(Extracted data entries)

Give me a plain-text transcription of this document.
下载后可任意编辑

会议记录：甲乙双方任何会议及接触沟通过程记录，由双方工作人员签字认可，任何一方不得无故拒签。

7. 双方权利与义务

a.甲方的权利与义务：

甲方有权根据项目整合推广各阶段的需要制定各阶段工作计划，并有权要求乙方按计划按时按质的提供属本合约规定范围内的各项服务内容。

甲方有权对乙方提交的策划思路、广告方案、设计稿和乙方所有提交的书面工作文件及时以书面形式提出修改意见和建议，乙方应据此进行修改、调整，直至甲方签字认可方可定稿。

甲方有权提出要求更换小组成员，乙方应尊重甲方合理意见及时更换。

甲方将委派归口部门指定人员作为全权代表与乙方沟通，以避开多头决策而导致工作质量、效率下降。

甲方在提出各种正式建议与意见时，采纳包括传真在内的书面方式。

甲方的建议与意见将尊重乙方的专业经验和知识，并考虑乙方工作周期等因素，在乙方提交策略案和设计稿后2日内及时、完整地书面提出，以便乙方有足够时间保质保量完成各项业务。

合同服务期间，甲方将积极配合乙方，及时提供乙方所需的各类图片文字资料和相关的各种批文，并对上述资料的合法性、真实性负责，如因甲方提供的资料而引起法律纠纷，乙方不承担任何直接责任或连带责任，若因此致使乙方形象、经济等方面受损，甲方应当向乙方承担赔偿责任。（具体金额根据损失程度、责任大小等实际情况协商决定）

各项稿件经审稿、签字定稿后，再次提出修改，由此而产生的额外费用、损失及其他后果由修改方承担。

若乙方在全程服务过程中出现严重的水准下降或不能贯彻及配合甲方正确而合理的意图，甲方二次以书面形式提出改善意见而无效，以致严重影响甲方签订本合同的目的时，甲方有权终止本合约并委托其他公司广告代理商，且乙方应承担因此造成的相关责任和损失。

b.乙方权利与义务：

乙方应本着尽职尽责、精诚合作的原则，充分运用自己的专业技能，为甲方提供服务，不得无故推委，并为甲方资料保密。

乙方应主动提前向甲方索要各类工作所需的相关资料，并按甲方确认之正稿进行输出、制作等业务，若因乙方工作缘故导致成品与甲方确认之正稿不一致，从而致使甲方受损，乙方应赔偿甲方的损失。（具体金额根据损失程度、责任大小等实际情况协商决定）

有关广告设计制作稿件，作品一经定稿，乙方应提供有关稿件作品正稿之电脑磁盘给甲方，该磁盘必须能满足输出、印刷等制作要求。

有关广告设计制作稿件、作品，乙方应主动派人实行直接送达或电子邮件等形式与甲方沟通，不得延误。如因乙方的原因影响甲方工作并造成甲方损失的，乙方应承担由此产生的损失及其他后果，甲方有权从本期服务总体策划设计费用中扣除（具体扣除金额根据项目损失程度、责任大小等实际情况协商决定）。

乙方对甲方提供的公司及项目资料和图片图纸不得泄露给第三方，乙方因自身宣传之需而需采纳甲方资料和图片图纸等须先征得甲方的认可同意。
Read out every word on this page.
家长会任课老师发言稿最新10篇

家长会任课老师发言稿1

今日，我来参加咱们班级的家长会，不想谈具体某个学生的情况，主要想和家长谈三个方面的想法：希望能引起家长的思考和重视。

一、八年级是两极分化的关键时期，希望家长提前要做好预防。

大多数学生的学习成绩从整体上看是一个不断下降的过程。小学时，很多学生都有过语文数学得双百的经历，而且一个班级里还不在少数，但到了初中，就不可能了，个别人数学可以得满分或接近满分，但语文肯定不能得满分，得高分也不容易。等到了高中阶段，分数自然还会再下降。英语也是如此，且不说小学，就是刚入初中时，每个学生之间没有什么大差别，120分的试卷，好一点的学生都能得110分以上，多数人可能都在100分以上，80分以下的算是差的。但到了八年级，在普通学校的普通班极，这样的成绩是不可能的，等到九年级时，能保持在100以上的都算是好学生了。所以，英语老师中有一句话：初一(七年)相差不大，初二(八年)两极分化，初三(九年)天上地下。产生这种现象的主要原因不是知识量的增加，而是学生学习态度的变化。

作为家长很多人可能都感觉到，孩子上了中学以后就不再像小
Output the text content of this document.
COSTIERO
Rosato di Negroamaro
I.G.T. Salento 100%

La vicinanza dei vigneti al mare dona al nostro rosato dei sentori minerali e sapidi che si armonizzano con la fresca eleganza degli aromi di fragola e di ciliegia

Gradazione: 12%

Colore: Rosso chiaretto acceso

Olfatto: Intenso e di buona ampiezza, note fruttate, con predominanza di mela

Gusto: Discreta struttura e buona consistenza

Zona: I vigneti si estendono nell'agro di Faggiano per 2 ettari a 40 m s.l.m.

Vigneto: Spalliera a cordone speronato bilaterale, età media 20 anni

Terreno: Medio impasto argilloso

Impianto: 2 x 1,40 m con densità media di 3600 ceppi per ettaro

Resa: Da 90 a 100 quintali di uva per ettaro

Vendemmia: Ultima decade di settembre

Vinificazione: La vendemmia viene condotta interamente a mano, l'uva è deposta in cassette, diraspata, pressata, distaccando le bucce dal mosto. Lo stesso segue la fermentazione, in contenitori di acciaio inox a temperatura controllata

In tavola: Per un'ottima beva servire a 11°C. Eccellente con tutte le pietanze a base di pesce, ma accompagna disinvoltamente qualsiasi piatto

WHAT THE EXERCISE ASKS
Only the lines from the one containing "Read out every word on this page." through the end of the material should be reproduced, exactly, with both ends included.

ANSWER
Read out every word on this page.
家长会任课老师发言稿最新10篇

家长会任课老师发言稿1

今日，我来参加咱们班级的家长会，不想谈具体某个学生的情况，主要想和家长谈三个方面的想法：希望能引起家长的思考和重视。

一、八年级是两极分化的关键时期，希望家长提前要做好预防。

大多数学生的学习成绩从整体上看是一个不断下降的过程。小学时，很多学生都有过语文数学得双百的经历，而且一个班级里还不在少数，但到了初中，就不可能了，个别人数学可以得满分或接近满分，但语文肯定不能得满分，得高分也不容易。等到了高中阶段，分数自然还会再下降。英语也是如此，且不说小学，就是刚入初中时，每个学生之间没有什么大差别，120分的试卷，好一点的学生都能得110分以上，多数人可能都在100分以上，80分以下的算是差的。但到了八年级，在普通学校的普通班极，这样的成绩是不可能的，等到九年级时，能保持在100以上的都算是好学生了。所以，英语老师中有一句话：初一(七年)相差不大，初二(八年)两极分化，初三(九年)天上地下。产生这种现象的主要原因不是知识量的增加，而是学生学习态度的变化。

作为家长很多人可能都感觉到，孩子上了中学以后就不再像小
Output the text content of this document.
COSTIERO
Rosato di Negroamaro
I.G.T. Salento 100%

La vicinanza dei vigneti al mare dona al nostro rosato dei sentori minerali e sapidi che si armonizzano con la fresca eleganza degli aromi di fragola e di ciliegia

Gradazione: 12%

Colore: Rosso chiaretto acceso

Olfatto: Intenso e di buona ampiezza, note fruttate, con predominanza di mela

Gusto: Discreta struttura e buona consistenza

Zona: I vigneti si estendono nell'agro di Faggiano per 2 ettari a 40 m s.l.m.

Vigneto: Spalliera a cordone speronato bilaterale, età media 20 anni

Terreno: Medio impasto argilloso

Impianto: 2 x 1,40 m con densità media di 3600 ceppi per ettaro

Resa: Da 90 a 100 quintali di uva per ettaro

Vendemmia: Ultima decade di settembre

Vinificazione: La vendemmia viene condotta interamente a mano, l'uva è deposta in cassette, diraspata, pressata, distaccando le bucce dal mosto. Lo stesso segue la fermentazione, in contenitori di acciaio inox a temperatura controllata

In tavola: Per un'ottima beva servire a 11°C. Eccellente con tutte le pietanze a base di pesce, ma accompagna disinvoltamente qualsiasi piatto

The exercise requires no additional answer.